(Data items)
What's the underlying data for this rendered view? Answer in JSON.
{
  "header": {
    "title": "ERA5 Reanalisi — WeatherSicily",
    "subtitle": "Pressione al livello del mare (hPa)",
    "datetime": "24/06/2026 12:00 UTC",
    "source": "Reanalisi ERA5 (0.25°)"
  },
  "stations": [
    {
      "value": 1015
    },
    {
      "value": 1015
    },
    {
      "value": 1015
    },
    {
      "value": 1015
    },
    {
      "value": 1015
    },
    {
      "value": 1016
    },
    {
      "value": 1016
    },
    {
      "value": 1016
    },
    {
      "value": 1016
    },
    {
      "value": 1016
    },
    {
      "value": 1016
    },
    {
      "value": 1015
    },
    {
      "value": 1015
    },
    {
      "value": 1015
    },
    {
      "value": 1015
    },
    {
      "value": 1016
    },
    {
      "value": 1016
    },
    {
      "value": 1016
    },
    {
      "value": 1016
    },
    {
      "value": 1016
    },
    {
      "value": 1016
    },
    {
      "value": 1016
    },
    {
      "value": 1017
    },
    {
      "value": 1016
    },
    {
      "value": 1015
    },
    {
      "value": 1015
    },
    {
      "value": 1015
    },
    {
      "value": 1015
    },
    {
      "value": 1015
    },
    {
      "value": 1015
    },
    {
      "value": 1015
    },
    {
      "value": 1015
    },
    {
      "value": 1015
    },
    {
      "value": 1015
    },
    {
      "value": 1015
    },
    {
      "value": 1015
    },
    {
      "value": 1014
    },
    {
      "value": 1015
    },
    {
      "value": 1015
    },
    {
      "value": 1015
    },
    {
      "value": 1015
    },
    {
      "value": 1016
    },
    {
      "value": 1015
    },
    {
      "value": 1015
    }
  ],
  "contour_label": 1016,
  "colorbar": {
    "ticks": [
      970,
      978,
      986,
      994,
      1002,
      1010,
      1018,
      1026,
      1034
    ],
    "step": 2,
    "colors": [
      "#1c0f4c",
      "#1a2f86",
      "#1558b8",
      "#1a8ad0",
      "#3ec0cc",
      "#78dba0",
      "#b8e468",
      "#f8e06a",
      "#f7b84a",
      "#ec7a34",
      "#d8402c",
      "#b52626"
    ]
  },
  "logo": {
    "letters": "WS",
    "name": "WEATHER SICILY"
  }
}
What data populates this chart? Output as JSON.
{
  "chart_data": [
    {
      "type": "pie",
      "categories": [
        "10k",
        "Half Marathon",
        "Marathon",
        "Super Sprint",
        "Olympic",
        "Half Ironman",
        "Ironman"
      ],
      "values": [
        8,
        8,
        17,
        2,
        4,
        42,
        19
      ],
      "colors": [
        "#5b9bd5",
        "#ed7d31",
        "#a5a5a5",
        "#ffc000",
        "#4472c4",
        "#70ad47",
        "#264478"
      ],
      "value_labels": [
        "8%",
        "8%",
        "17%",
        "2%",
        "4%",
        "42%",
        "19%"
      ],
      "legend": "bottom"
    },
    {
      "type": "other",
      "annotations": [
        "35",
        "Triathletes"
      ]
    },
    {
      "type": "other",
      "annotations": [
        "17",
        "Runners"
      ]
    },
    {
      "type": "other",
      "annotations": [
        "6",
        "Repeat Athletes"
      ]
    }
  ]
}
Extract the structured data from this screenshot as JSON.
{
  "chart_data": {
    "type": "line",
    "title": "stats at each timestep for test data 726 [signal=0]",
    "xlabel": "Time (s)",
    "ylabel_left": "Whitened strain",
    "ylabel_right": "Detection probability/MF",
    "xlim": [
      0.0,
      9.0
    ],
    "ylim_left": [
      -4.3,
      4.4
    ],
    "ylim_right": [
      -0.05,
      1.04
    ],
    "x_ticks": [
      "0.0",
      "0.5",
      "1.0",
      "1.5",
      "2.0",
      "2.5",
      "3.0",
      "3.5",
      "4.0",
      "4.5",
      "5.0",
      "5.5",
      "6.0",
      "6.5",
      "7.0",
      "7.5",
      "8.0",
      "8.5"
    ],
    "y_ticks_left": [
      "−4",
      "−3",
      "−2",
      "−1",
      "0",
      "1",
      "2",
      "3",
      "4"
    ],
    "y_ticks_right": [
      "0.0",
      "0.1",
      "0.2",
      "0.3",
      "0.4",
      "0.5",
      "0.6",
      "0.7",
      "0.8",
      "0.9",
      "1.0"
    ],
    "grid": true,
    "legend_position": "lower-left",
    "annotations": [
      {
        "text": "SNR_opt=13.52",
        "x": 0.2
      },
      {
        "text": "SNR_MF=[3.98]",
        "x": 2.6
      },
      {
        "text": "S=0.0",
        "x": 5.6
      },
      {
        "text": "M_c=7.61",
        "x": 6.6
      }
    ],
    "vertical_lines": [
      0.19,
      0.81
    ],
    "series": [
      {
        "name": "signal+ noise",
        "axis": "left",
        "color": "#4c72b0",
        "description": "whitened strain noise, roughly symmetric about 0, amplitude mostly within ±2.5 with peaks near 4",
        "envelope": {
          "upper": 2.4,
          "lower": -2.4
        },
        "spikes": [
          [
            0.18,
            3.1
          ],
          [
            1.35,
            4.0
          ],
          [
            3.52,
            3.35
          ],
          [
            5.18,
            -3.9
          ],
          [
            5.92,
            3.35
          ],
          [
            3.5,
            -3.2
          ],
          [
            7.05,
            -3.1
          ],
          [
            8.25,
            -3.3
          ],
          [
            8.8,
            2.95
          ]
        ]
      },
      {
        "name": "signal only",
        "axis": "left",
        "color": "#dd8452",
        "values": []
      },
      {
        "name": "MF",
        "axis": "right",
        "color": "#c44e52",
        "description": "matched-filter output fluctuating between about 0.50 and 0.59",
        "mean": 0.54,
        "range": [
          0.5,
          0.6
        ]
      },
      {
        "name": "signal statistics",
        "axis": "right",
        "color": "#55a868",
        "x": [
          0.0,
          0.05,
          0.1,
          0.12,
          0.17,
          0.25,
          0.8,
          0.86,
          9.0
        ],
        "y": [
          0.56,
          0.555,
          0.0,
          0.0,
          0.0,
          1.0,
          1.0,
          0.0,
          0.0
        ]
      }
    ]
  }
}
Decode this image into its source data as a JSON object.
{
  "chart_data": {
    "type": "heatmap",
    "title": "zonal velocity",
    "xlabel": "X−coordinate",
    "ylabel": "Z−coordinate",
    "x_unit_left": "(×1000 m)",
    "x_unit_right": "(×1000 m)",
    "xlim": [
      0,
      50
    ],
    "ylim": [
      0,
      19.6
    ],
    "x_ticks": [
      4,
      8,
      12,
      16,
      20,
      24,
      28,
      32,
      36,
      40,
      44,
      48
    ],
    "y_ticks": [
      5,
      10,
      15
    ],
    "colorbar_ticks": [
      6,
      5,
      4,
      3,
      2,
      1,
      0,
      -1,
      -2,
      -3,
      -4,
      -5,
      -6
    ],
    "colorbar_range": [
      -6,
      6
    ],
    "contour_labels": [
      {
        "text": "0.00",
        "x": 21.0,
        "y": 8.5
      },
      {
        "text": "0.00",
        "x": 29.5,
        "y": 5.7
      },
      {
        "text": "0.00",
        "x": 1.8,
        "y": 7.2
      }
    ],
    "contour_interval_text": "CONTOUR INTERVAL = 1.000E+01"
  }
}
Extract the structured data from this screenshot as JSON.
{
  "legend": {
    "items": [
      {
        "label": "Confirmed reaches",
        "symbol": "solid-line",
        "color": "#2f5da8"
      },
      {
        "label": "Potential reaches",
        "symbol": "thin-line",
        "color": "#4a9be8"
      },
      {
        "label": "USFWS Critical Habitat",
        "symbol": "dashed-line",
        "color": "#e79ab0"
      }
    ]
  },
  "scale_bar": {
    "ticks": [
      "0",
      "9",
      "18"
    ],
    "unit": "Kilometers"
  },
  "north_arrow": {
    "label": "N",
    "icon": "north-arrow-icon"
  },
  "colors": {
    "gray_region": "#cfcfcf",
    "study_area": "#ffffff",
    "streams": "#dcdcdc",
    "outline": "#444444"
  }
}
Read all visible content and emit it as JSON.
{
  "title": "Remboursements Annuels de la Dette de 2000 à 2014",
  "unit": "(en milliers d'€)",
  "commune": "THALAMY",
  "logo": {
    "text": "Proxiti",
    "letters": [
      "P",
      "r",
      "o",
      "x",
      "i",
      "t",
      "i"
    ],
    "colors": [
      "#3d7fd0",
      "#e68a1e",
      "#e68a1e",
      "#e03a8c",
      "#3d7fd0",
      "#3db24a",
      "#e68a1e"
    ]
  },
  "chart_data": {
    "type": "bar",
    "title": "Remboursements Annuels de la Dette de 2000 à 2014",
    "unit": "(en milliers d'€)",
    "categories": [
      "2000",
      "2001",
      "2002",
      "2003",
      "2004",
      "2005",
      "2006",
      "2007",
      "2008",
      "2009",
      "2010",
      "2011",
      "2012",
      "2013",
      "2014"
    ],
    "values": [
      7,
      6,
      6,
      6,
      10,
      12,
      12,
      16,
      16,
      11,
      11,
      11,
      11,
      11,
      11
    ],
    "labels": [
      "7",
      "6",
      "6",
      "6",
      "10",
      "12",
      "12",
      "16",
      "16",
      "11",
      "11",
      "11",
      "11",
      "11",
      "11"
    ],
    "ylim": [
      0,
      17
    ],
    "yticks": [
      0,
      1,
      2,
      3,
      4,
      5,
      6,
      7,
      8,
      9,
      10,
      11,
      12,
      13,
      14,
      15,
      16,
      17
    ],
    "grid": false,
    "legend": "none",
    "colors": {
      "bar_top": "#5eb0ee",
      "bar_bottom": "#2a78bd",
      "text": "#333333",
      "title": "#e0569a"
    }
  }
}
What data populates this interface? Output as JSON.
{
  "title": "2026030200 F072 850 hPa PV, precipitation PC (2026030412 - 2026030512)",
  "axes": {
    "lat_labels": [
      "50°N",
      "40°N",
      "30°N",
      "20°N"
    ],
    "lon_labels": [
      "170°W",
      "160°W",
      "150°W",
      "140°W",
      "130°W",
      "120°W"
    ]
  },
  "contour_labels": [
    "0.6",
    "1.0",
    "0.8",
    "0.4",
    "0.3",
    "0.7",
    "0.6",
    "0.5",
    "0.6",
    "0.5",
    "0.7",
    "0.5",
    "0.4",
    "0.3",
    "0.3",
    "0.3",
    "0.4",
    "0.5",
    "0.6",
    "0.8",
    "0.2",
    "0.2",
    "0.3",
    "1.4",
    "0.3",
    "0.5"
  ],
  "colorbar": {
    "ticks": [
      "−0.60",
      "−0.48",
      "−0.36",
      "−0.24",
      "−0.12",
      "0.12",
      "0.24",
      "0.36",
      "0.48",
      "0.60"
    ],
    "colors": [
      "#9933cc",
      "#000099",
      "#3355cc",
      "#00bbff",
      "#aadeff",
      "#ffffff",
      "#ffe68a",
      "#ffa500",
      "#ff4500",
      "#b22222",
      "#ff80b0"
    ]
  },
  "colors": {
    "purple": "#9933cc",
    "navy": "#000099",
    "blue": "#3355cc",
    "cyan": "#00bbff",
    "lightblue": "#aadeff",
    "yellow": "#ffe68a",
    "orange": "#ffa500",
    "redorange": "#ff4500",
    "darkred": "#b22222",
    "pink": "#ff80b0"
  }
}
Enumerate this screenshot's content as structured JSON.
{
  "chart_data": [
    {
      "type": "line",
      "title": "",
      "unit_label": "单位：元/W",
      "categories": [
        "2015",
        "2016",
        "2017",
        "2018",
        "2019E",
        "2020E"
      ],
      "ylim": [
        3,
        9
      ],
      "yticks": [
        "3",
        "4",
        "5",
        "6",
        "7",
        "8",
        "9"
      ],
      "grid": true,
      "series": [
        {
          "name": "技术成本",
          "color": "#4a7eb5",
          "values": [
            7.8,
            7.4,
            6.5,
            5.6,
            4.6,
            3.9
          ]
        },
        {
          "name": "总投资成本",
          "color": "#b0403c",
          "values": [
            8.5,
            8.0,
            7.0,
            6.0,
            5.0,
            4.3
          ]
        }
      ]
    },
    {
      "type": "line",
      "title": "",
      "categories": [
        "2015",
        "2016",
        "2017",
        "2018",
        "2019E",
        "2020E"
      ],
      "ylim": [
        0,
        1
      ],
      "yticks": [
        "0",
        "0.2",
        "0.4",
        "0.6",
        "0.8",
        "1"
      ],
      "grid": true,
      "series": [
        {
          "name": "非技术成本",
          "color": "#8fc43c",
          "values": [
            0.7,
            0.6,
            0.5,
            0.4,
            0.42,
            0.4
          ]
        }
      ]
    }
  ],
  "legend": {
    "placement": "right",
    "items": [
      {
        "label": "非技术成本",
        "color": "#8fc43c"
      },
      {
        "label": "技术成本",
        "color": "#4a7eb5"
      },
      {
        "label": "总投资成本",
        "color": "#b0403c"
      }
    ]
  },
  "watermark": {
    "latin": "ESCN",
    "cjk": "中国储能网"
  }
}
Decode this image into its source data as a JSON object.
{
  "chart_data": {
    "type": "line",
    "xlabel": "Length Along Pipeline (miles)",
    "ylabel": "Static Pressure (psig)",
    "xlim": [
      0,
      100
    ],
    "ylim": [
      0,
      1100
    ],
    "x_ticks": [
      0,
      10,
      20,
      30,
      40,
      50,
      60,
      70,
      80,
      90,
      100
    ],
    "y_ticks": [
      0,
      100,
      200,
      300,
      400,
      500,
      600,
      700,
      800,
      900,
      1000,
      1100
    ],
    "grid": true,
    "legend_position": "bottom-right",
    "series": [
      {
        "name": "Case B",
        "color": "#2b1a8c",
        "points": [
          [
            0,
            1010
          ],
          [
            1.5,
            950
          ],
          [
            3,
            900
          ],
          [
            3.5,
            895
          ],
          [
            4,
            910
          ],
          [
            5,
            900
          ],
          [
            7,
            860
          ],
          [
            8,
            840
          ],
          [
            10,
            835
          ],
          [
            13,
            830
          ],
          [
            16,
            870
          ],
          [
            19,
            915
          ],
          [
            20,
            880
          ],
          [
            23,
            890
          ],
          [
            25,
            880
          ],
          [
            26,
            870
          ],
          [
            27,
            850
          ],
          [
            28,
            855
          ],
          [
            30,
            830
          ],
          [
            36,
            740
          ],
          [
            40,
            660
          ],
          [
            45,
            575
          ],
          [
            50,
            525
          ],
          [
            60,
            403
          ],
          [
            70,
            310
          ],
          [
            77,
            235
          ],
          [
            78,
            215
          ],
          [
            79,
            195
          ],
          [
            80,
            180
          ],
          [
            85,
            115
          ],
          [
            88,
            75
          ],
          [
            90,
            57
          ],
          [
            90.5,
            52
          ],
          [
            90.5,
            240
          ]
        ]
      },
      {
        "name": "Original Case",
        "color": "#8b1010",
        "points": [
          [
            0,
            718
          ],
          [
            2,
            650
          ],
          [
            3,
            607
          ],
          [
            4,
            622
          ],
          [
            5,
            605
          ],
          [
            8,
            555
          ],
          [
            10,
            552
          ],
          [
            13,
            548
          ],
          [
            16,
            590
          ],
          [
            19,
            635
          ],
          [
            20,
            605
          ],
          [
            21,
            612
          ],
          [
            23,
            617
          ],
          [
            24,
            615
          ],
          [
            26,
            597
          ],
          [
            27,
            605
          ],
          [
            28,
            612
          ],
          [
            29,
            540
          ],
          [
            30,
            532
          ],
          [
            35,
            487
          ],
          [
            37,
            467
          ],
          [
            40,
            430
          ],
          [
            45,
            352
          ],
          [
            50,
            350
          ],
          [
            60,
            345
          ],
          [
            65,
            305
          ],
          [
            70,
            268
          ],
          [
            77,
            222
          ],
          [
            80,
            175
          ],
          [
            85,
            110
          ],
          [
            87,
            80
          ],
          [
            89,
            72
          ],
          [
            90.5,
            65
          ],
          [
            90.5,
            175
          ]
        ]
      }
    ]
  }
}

Problem description — Find the word "name" in the entries, and copy every line it shows up in.

Task answer —
    "name": "WEATHER SICILY"
        "name": "signal+ noise",
        "name": "signal only",
        "name": "MF",
        "name": "signal statistics",
          "name": "技术成本",
          "name": "总投资成本",
          "name": "非技术成本",
        "name": "Case B",
        "name": "Original Case",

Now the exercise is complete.